### Work to complete:
All of the records below must be output exactly, with no pictures carried over.

* start Input rows *

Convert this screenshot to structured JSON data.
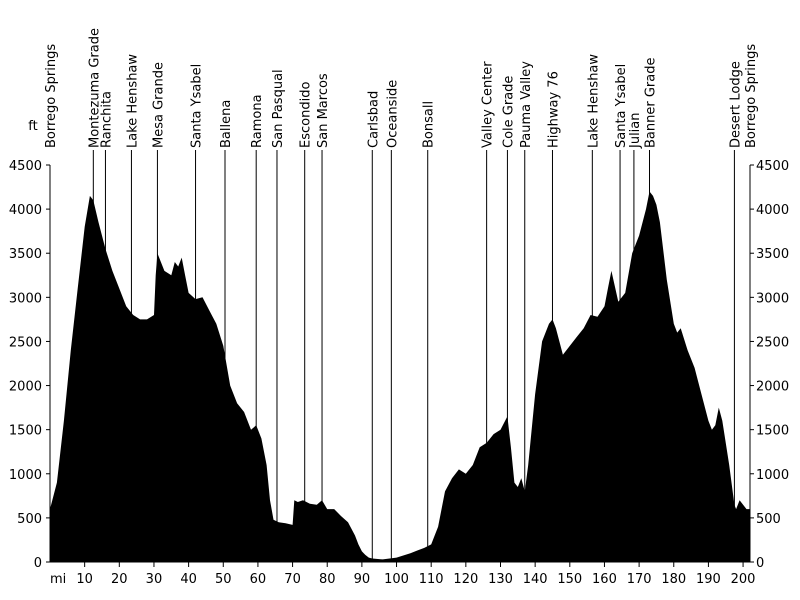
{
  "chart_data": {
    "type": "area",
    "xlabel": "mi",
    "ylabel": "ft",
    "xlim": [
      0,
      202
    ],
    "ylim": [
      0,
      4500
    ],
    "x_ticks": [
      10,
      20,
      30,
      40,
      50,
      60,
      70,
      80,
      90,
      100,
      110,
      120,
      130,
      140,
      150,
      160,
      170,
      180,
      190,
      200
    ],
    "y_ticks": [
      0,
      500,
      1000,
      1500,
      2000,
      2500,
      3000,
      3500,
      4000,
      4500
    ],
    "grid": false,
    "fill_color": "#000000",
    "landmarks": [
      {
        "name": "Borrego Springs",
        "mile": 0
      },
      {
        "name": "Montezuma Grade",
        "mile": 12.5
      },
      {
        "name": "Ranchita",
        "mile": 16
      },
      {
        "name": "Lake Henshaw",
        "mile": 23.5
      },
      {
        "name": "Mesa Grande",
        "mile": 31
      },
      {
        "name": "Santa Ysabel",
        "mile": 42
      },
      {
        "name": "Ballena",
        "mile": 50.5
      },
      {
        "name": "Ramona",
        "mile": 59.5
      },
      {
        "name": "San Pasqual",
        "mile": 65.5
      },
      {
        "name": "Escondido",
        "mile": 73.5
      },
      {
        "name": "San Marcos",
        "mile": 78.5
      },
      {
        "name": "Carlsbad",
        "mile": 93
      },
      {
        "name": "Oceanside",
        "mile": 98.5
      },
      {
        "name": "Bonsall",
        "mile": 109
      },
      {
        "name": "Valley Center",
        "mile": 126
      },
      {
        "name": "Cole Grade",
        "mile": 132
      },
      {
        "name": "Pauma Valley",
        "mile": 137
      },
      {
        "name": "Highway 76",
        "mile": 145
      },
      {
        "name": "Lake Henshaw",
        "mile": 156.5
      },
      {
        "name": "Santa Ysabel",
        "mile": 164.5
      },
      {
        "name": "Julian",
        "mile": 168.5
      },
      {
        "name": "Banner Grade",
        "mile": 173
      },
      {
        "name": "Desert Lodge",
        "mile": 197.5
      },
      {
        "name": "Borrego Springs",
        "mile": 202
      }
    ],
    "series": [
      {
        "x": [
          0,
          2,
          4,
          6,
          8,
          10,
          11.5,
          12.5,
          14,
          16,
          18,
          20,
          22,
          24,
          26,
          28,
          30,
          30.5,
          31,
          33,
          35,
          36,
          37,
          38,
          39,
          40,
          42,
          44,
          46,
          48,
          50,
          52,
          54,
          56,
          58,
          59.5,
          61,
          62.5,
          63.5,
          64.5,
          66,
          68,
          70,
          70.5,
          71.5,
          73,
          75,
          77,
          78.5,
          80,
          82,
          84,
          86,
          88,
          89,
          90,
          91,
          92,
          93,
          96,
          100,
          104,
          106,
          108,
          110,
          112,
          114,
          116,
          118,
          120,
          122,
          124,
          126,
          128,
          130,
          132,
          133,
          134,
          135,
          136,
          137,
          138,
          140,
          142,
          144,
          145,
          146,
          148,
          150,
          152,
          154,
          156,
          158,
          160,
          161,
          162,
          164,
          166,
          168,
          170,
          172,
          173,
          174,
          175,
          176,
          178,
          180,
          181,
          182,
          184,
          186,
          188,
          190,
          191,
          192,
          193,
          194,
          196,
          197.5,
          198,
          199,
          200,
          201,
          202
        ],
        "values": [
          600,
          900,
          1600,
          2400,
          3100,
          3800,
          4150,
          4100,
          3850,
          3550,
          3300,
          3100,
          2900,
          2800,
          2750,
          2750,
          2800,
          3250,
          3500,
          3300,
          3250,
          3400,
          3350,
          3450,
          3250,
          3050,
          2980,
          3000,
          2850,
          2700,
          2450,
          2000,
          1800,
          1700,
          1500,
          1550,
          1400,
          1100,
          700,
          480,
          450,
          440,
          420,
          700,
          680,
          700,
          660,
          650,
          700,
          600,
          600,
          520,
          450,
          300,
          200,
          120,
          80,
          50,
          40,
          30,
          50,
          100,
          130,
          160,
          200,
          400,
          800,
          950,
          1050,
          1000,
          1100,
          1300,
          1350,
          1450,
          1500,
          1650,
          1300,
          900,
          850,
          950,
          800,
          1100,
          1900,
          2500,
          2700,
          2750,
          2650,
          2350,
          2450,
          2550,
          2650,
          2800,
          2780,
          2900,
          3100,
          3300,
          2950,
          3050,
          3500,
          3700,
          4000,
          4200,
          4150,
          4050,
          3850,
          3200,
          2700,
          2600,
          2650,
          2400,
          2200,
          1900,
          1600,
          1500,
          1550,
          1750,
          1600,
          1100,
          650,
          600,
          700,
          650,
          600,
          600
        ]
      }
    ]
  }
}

* end Input rows *

### Exercise result:
Convert this screenshot to structured JSON data.
{
  "chart_data": {
    "type": "area",
    "xlabel": "mi",
    "ylabel": "ft",
    "xlim": [
      0,
      202
    ],
    "ylim": [
      0,
      4500
    ],
    "x_ticks": [
      10,
      20,
      30,
      40,
      50,
      60,
      70,
      80,
      90,
      100,
      110,
      120,
      130,
      140,
      150,
      160,
      170,
      180,
      190,
      200
    ],
    "y_ticks": [
      0,
      500,
      1000,
      1500,
      2000,
      2500,
      3000,
      3500,
      4000,
      4500
    ],
    "grid": false,
    "fill_color": "#000000",
    "landmarks": [
      {
        "name": "Borrego Springs",
        "mile": 0
      },
      {
        "name": "Montezuma Grade",
        "mile": 12.5
      },
      {
        "name": "Ranchita",
        "mile": 16
      },
      {
        "name": "Lake Henshaw",
        "mile": 23.5
      },
      {
        "name": "Mesa Grande",
        "mile": 31
      },
      {
        "name": "Santa Ysabel",
        "mile": 42
      },
      {
        "name": "Ballena",
        "mile": 50.5
      },
      {
        "name": "Ramona",
        "mile": 59.5
      },
      {
        "name": "San Pasqual",
        "mile": 65.5
      },
      {
        "name": "Escondido",
        "mile": 73.5
      },
      {
        "name": "San Marcos",
        "mile": 78.5
      },
      {
        "name": "Carlsbad",
        "mile": 93
      },
      {
        "name": "Oceanside",
        "mile": 98.5
      },
      {
        "name": "Bonsall",
        "mile": 109
      },
      {
        "name": "Valley Center",
        "mile": 126
      },
      {
        "name": "Cole Grade",
        "mile": 132
      },
      {
        "name": "Pauma Valley",
        "mile": 137
      },
      {
        "name": "Highway 76",
        "mile": 145
      },
      {
        "name": "Lake Henshaw",
        "mile": 156.5
      },
      {
        "name": "Santa Ysabel",
        "mile": 164.5
      },
      {
        "name": "Julian",
        "mile": 168.5
      },
      {
        "name": "Banner Grade",
        "mile": 173
      },
      {
        "name": "Desert Lodge",
        "mile": 197.5
      },
      {
        "name": "Borrego Springs",
        "mile": 202
      }
    ],
    "series": [
      {
        "x": [
          0,
          2,
          4,
          6,
          8,
          10,
          11.5,
          12.5,
          14,
          16,
          18,
          20,
          22,
          24,
          26,
          28,
          30,
          30.5,
          31,
          33,
          35,
          36,
          37,
          38,
          39,
          40,
          42,
          44,
          46,
          48,
          50,
          52,
          54,
          56,
          58,
          59.5,
          61,
          62.5,
          63.5,
          64.5,
          66,
          68,
          70,
          70.5,
          71.5,
          73,
          75,
          77,
          78.5,
          80,
          82,
          84,
          86,
          88,
          89,
          90,
          91,
          92,
          93,
          96,
          100,
          104,
          106,
          108,
          110,
          112,
          114,
          116,
          118,
          120,
          122,
          124,
          126,
          128,
          130,
          132,
          133,
          134,
          135,
          136,
          137,
          138,
          140,
          142,
          144,
          145,
          146,
          148,
          150,
          152,
          154,
          156,
          158,
          160,
          161,
          162,
          164,
          166,
          168,
          170,
          172,
          173,
          174,
          175,
          176,
          178,
          180,
          181,
          182,
          184,
          186,
          188,
          190,
          191,
          192,
          193,
          194,
          196,
          197.5,
          198,
          199,
          200,
          201,
          202
        ],
        "values": [
          600,
          900,
          1600,
          2400,
          3100,
          3800,
          4150,
          4100,
          3850,
          3550,
          3300,
          3100,
          2900,
          2800,
          2750,
          2750,
          2800,
          3250,
          3500,
          3300,
          3250,
          3400,
          3350,
          3450,
          3250,
          3050,
          2980,
          3000,
          2850,
          2700,
          2450,
          2000,
          1800,
          1700,
          1500,
          1550,
          1400,
          1100,
          700,
          480,
          450,
          440,
          420,
          700,
          680,
          700,
          660,
          650,
          700,
          600,
          600,
          520,
          450,
          300,
          200,
          120,
          80,
          50,
          40,
          30,
          50,
          100,
          130,
          160,
          200,
          400,
          800,
          950,
          1050,
          1000,
          1100,
          1300,
          1350,
          1450,
          1500,
          1650,
          1300,
          900,
          850,
          950,
          800,
          1100,
          1900,
          2500,
          2700,
          2750,
          2650,
          2350,
          2450,
          2550,
          2650,
          2800,
          2780,
          2900,
          3100,
          3300,
          2950,
          3050,
          3500,
          3700,
          4000,
          4200,
          4150,
          4050,
          3850,
          3200,
          2700,
          2600,
          2650,
          2400,
          2200,
          1900,
          1600,
          1500,
          1550,
          1750,
          1600,
          1100,
          650,
          600,
          700,
          650,
          600,
          600
        ]
      }
    ]
  }
}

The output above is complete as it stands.